#### AIM
Pull out every row below that contains the string "with", treating uppercase and lowercase as different.

########

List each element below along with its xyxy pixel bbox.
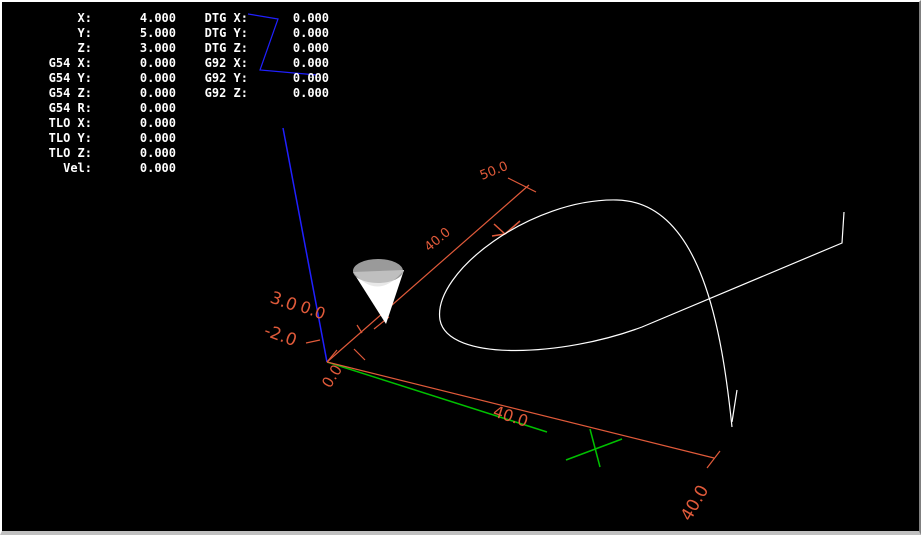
cone-icon — [353, 259, 404, 324]
toolpath-tail — [731, 389, 738, 423]
extent-y-max-label: 50.0 — [478, 159, 510, 184]
x-axis-glyph — [565, 428, 623, 468]
extent-x-mid-label: 40.0 — [491, 402, 531, 431]
extent-x-max-label: 40.0 — [677, 482, 713, 525]
extent-z-top-label: 3.0 — [267, 288, 299, 316]
extent-z-overlap-label: 0.0 — [298, 297, 328, 324]
z-axis-line — [282, 127, 328, 363]
extent-z-bottom-label: -2.0 — [261, 321, 299, 351]
rapid-path — [247, 13, 318, 76]
preview-canvas[interactable]: 50.0 40.0 3.0 0.0 -2.0 0.0 40.0 40.0 Y — [2, 2, 919, 531]
preview-3d-view[interactable]: 50.0 40.0 3.0 0.0 -2.0 0.0 40.0 40.0 Y X… — [0, 0, 921, 535]
extent-y-mid-label: 40.0 — [422, 225, 454, 255]
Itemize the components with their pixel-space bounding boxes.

########

#### RESULT OF THIS EXERCISE
List each element below along with its xyxy pixel bbox.
Itemize the components with their pixel-space bounding boxes.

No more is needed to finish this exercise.